* **TEXT EXCERPT**:

------

SnowPro Advanced Data Engineer v1.0 (SnowPro Advanced Data Engineer)

Page:    1 / 5   
Total 65 questions

What kind of Snowflake integration is required when defining an external function in Snowflake?

  • A. API integration
  • B. HTTP integration
  • C. Notification integration
  • D. Security integration


Answer : A

A Data Engineer is writing a Python script using the Snowflake Connector for Python. The Engineer will use the snowflake.connector.connect function to connect to Snowflake.
The requirements are:
Raise an exception if the specified database, schema, or warehouse does not exist

Improve download performance -
Which parameters of the connect function should be used? (Choose two.)

  • A. authenticator
  • B. arrow_number_to_decimal
  • C. client_prefetch_threads
  • D. client_session_keep_alive
  • E. validate_default_parameters


Answer : CE

A Data Engineer wants to centralize grant management to maximize security. A user needs OWNERSHIP on a table in a new schema. However, this user should not have the ability to make grant decisions.
What is the correct way to do this?

  • A. Grant OWNERSHIP to the user on the table.
  • B. Revoke grant decisions from the user on the table.
  • C. Revoke grant decisions from the user on the schema.
  • D. Add the WITH MANAGED ACCESS parameter on the schema.


Answer : D

A CSV file, around 1 TB in size, is generated daily on an on-premise server. A corresponding table, internal stage, and file format have already been created in Snowflake to facilitate the data loading process.

------

* **PROBLEMS TO SOLVE**:
• 1. Can you print the part of the Snowflake practice exam text that opens with the words "A CSV file, around" and closes with "data loading process."?
• 2. Will you go on with the Snowflake practice exam text, starting right after its last sentence?

Labeled region lines
------

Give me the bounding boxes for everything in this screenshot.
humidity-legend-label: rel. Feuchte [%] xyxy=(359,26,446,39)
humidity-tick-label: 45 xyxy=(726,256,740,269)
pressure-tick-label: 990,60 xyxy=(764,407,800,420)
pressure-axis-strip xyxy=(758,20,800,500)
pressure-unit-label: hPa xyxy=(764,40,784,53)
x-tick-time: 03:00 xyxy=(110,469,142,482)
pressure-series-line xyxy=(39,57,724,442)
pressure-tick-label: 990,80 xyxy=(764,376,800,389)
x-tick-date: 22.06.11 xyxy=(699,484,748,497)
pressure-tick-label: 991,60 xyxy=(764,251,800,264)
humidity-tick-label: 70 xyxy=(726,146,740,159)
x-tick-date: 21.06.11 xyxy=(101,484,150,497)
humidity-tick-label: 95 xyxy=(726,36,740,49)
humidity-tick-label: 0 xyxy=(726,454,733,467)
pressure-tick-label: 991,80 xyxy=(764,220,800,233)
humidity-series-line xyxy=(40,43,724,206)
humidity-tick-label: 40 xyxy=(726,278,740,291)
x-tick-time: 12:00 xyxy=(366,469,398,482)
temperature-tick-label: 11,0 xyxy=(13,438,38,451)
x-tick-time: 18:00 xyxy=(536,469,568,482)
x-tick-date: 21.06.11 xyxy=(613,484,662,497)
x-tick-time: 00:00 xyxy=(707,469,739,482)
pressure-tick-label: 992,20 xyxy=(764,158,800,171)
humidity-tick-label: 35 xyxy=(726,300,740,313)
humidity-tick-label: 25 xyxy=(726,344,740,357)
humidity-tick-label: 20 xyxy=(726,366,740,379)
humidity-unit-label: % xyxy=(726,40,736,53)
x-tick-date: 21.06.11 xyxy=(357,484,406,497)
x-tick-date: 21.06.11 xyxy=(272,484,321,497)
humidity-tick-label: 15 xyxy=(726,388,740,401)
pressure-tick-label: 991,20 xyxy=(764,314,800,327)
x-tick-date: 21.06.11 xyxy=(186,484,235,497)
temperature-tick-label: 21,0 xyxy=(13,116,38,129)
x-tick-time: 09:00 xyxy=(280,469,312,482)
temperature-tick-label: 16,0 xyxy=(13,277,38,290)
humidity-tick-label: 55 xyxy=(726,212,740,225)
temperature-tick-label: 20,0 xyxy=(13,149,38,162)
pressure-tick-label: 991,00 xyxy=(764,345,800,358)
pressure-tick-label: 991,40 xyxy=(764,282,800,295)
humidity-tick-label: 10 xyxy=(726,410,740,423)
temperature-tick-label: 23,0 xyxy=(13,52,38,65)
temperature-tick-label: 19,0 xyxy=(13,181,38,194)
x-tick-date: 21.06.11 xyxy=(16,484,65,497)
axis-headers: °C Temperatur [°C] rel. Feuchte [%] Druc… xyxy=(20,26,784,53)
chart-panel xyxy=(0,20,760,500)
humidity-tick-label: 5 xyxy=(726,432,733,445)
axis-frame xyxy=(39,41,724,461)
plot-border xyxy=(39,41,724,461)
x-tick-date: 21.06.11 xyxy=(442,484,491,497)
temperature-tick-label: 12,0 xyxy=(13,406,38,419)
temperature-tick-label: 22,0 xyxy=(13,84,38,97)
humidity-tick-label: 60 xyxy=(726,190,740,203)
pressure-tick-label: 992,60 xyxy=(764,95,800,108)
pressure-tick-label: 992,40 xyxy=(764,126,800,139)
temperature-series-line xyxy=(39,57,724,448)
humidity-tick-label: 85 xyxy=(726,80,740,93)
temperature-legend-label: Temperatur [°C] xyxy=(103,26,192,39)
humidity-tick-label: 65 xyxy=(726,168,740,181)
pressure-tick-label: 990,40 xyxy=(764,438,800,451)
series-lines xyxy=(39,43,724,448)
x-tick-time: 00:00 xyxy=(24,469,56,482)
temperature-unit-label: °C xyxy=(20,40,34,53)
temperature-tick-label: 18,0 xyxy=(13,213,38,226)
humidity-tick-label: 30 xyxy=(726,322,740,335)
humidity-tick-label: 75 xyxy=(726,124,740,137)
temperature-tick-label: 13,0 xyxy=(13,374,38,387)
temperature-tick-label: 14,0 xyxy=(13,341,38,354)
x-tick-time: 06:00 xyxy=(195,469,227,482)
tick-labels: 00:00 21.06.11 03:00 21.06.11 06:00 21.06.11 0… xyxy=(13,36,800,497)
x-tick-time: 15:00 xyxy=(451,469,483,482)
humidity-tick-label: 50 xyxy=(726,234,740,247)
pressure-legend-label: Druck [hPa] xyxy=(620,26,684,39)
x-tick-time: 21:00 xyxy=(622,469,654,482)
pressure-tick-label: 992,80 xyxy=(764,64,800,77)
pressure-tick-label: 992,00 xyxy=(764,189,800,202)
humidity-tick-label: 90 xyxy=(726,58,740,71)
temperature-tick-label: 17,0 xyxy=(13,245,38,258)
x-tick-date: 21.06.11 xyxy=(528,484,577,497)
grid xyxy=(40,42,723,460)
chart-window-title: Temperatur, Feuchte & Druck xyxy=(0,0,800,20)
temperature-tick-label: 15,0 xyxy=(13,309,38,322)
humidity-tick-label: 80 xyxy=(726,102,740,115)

------

* **ANSWERS BELOW**:
• 1.
A CSV file, around 1 TB in size, is generated daily on an on-premise server. A corresponding table, internal stage, and file format have already been created in Snowflake to facilitate the data loading process.

• 2.
How can the process of bringing the CSV file into Snowflake be automated using the LEAST amount of operational overhead?

  • A. Create a task in Snowflake that executes once a day and runs a COPY INTO statement that references the internal stage. The internal stage will read the files directly from the on-premise server and copy the newest file into the table from the on-premise server to the Snowflake table.
  • B. On the on-premise server, schedule a SQL file to run using SnowSQL that executes a PUT to push a specific file to the internal stage. Create a task that executes once a day in Snowflake and runs a COPY INTO statement that references the internal stage. Schedule the task to start after the file lands in the internal stage.
  • C. On the on-premise server, schedule a SQL file to run using SnowSQL that executes a PUT to push a specific file to the internal stage. Create a pipe that runs a COPY INTO statement that references the internal stage. Snowpipe auto-ingest will automatically load the file from the internal stage when the new file lands in the internal stage.
  • D. On the on-premise server, schedule a Python file that uses the Snowpark Python library. The Python script will read the CSV data into a DataFrame and generate an INSERT INTO statement that will directly load into the table. The script will bypass the need to move a file into an internal stage.


Answer : B

What are characteristics of Snowpark Python packages? (Choose three.)

  • A. Third-party packages can be registered as a dependency to the Snowpark session using the session.import() method.
  • B. Python packages can access any external endpoints.
  • C. Python packages can only be loaded in a local environment.
  • D. Third-party supported Python packages are locked down to prevent hitting.
  • E. The SQL command DESCRIBE FUNCTION will list the imported Python packages of the Python User-Defined Function (UDF).
  • F. Querying information_schema.packages will provide a list of supported Python packages and versions.


Answer : AEF

While running an external function, the following error message is received:
Error: Function received the wrong number of rows
What is causing this to occur?

  • A. External functions do not support multiple rows.
  • B. Nested arrays are not supported in the JSON response.
  • C. The JSON returned by the remote service is not constructed correctly.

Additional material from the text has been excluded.